● A run of records:
begin
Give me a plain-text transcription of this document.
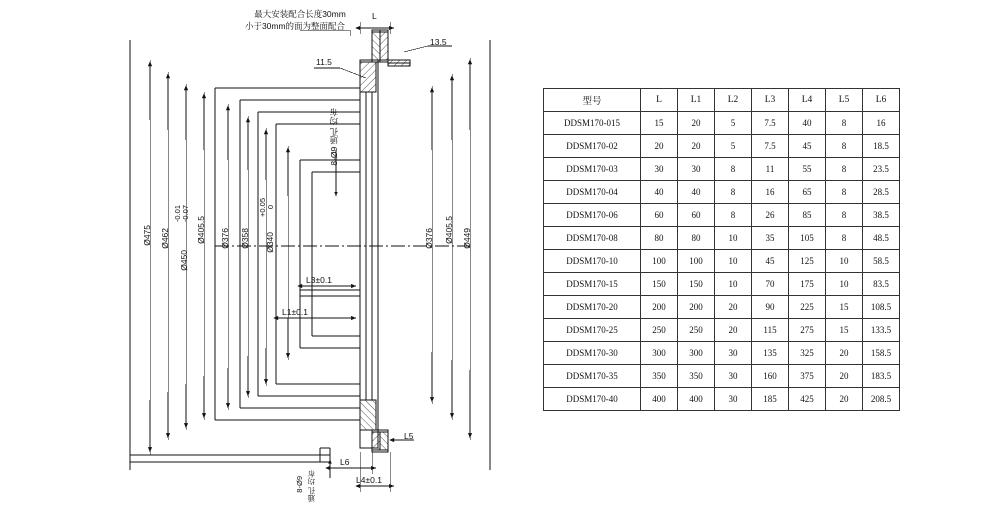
最大安装配合长度30mm
小于30mm的面为整面配合
L
13.5
11.5
8-Ø9 通孔 均布
8-Ø9 通孔 均布
Ø475 Ø462
Ø450
-0.01 -0.07
Ø405.5 Ø376 Ø358 Ø340
+0.05 0
Ø376 Ø405.5 Ø449
L3±0.1
L1±0.1
L5
L6
L4±0.1
型号	L	L1	L2	L3	L4	L5	L6
DDSM170-015	15	20	5	7.5	40	8	16
DDSM170-02	20	20	5	7.5	45	8	18.5
DDSM170-03	30	30	8	11	55	8	23.5
DDSM170-04	40	40	8	16	65	8	28.5
DDSM170-06	60	60	8	26	85	8	38.5
DDSM170-08	80	80	10	35	105	8	48.5
DDSM170-10	100	100	10	45	125	10	58.5
DDSM170-15	150	150	10	70	175	10	83.5
DDSM170-20	200	200	20	90	225	15	108.5
DDSM170-25	250	250	20	115	275	15	133.5
DDSM170-30	300	300	30	135	325	20	158.5
DDSM170-35	350	350	30	160	375	20	183.5
DDSM170-40	400	400	30	185	425	20	208.5
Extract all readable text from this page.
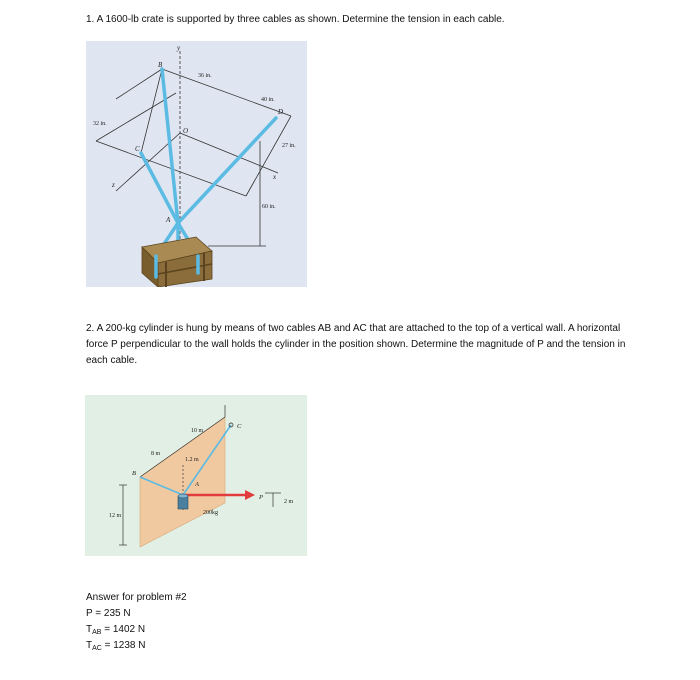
1. A 1600-lb crate is supported by three cables as shown. Determine the tension in each cable.

B
C
D
O
A
y
x
z
36 in.
40 in.
32 in.
27 in.
60 in.

2. A 200-kg cylinder is hung by means of two cables AB and AC that are attached to the top of a vertical wall. A horizontal force P perpendicular to the wall holds the cylinder in the position shown. Determine the magnitude of P and the tension in each cable.

B
C
A
P
10 m
8 m
1.2 m
12 m
2 m
200kg
Answer for problem #2
P = 235 N
$T_{AB} = 1402$ N
$T_{AC} = 1238$ N
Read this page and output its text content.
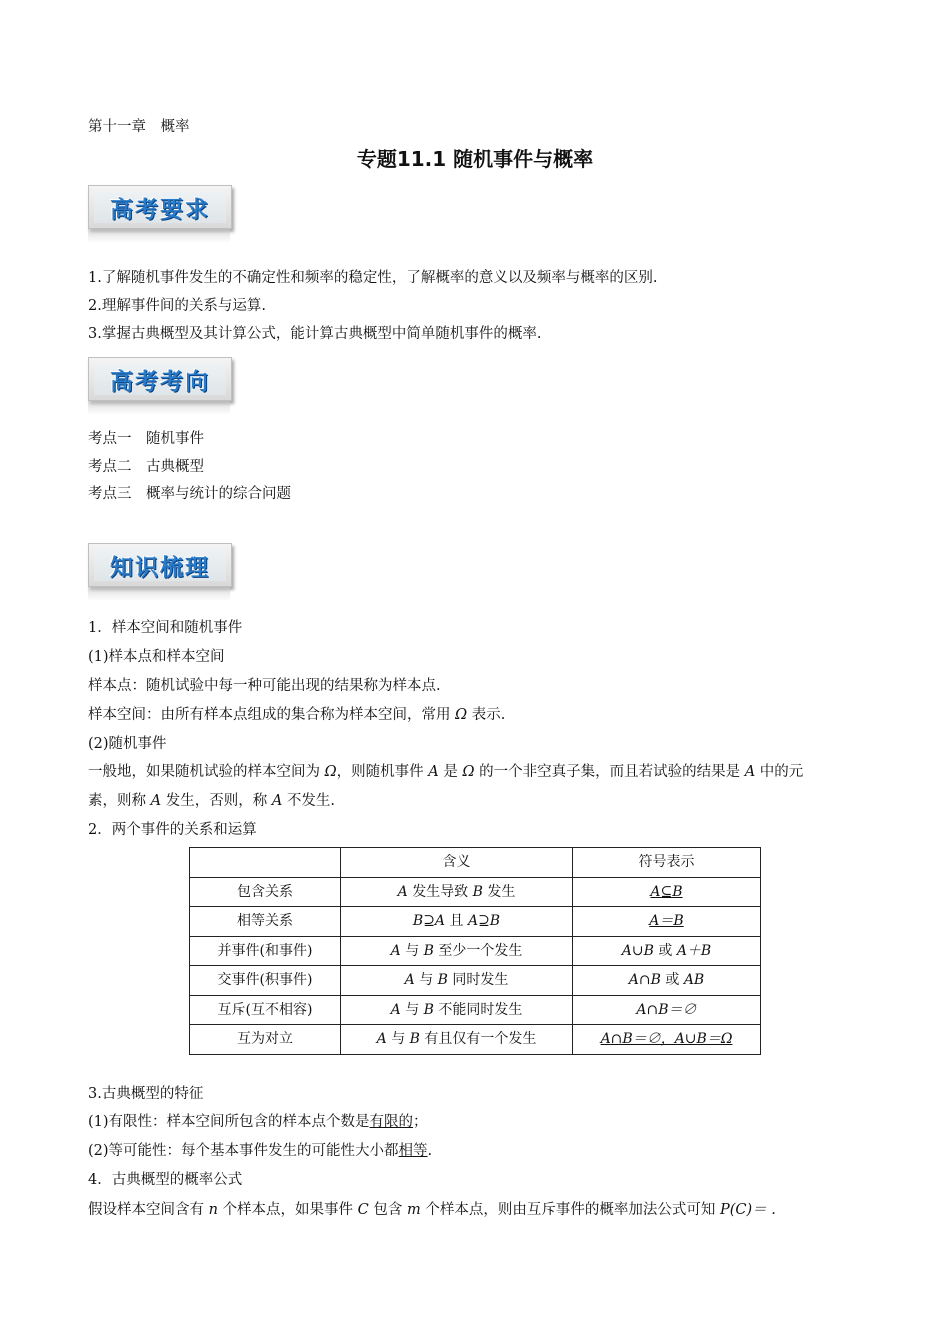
第十一章　概率
专题11.1 随机事件与概率
高考要求
1.了解随机事件发生的不确定性和频率的稳定性，了解概率的意义以及频率与概率的区别.
2.理解事件间的关系与运算.
3.掌握古典概型及其计算公式，能计算古典概型中简单随机事件的概率.
高考考向
考点一　随机事件
考点二　古典概型
考点三　概率与统计的综合问题
知识梳理
1．样本空间和随机事件
(1)样本点和样本空间
样本点：随机试验中每一种可能出现的结果称为样本点.
样本空间：由所有样本点组成的集合称为样本空间，常用 Ω 表示.
(2)随机事件
一般地，如果随机试验的样本空间为 Ω，则随机事件 A 是 Ω 的一个非空真子集，而且若试验的结果是 A 中的元
素，则称 A 发生，否则，称 A 不发生.
2．两个事件的关系和运算
	含义	符号表示
包含关系	A 发生导致 B 发生	A⊆B
相等关系	B⊇A 且 A⊇B	A＝B
并事件(和事件)	A 与 B 至少一个发生	A∪B 或 A＋B
交事件(积事件)	A 与 B 同时发生	A∩B 或 AB
互斥(互不相容)	A 与 B 不能同时发生	A∩B＝∅
互为对立	A 与 B 有且仅有一个发生	A∩B＝∅，A∪B＝Ω
3.古典概型的特征
(1)有限性：样本空间所包含的样本点个数是有限的；
(2)等可能性：每个基本事件发生的可能性大小都相等.
4．古典概型的概率公式
假设样本空间含有 n 个样本点，如果事件 C 包含 m 个样本点，则由互斥事件的概率加法公式可知 P(C)＝ .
end
● WHAT THIS TASK INVOLVES: Pull out all lines from the entries above that include the word "tension".

● RESULT OF THE EXERCISE:
1. A 1600-lb crate is supported by three cables as shown. Determine the tension in each cable.
2. A 200-kg cylinder is hung by means of two cables AB and AC that are attached to the top of a vertical wall. A horizontal force P perpendicular to the wall holds the cylinder in the position shown. Determine the magnitude of P and the tension in each cable.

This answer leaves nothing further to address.